++++ Document passage

I want to transform data from my scanner before putting it in the database. I don't think those methods "belong" in the scanner class because the scanner's job is to read in data, not process it. So I create a class, and give it some forgetable name. I then realize that I don't need to create objects of type "transformer," so I make every method static. I don't see why this is better than simply having free functions like every other language has. Java programmers I know can never figure out why I would want methods not attached to classes: "the almighty Gosling says that this is the One True Way and Any Other Way would Confuse Programmers."
/* In any event this seems more like a complaint that you would aim at SmallTalk or other language where everything is truly an Object. */
I don't have any experience with Smalltalk. I plan on getting some after I really feel comfortable with Lisp and Felix ( http://felix.sourceforge.net/ ). /* You can argue that this requires a lot of verbose boilerplate but that really has nothing to do with OO. */
Yes, water tortue style verbosity. No, it's not OO per se. But it's the "Java is an OOP language *only*" problem. Want to write something in another style? Tough luck. you can only do that if you can convert it to OOP.
/* [me] I don't want pointer arithmetic so much as I want access to raw pointers or references. I don't want to have to remember the details about when the implementation will pass things by value and when it will pass things by reference. Instead I want to be able to control that.
[Response] There's not much to remember. Everything is passed by value. I can't think of how it could be any less complex than that. */
My mistake. I run into issues trying to remember if Java does deep copy of objects and shallow copy of primitives or vice versa (that is, when can I say x = y, and when do I have to say x.member = y.member; x.otherMember = y.otherMember; ...). The rules seem to be based on the implementation. That is, Java 1.0 did it this way because of how Java 1.0 was implemented, therefore all versions of Java shall forever do it this way.

++++++++

## Problem description
According to the Java discussion, what does the writer do with every method after realizing no objects of type "transformer" are needed? The items that follow have no connection to the Java discussion.

++++ Supplied material

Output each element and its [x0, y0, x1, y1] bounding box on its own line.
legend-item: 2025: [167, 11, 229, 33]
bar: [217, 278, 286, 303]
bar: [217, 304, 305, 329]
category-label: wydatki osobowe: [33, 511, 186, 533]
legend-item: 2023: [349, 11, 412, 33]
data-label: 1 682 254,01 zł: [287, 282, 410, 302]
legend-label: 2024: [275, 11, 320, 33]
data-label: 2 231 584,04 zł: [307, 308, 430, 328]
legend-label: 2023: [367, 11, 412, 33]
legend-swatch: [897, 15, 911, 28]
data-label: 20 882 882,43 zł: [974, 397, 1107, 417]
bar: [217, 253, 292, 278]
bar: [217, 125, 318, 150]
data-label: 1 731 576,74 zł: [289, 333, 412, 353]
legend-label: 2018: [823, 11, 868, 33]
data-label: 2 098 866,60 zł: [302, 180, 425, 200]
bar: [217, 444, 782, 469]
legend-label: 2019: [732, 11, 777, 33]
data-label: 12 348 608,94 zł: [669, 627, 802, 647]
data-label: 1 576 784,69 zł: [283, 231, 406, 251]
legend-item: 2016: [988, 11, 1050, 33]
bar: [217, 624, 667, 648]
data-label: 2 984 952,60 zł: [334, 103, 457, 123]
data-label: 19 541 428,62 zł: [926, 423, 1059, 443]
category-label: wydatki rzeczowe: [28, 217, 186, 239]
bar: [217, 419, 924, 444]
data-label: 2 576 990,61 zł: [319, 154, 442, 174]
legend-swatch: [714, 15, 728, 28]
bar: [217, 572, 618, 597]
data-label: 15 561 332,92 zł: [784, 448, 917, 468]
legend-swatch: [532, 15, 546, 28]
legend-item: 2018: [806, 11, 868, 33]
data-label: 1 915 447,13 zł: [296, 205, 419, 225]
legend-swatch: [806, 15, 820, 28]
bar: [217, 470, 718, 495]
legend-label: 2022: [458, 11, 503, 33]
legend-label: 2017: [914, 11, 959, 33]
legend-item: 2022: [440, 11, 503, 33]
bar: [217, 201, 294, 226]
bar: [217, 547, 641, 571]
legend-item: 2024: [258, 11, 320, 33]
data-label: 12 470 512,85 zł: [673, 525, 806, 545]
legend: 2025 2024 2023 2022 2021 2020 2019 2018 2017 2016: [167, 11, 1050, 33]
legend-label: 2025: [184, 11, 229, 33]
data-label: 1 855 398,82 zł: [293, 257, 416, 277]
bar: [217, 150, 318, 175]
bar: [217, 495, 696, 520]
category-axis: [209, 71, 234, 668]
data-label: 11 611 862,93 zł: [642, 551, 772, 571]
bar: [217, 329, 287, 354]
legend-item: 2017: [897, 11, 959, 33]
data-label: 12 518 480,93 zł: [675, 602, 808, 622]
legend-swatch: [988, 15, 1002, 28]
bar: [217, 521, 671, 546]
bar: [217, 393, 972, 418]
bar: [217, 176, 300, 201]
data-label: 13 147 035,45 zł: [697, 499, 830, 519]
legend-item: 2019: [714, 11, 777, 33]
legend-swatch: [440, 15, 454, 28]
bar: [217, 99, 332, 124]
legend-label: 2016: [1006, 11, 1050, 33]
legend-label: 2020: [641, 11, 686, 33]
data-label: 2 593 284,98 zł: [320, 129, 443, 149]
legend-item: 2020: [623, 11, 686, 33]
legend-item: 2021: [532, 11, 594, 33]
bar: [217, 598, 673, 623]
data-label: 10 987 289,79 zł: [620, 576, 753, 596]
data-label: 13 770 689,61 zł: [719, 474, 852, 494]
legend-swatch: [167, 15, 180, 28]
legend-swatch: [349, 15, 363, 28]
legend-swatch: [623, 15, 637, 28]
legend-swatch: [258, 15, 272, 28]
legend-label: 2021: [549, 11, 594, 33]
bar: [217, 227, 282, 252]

++++++++

## Reply
The writer makes every method static.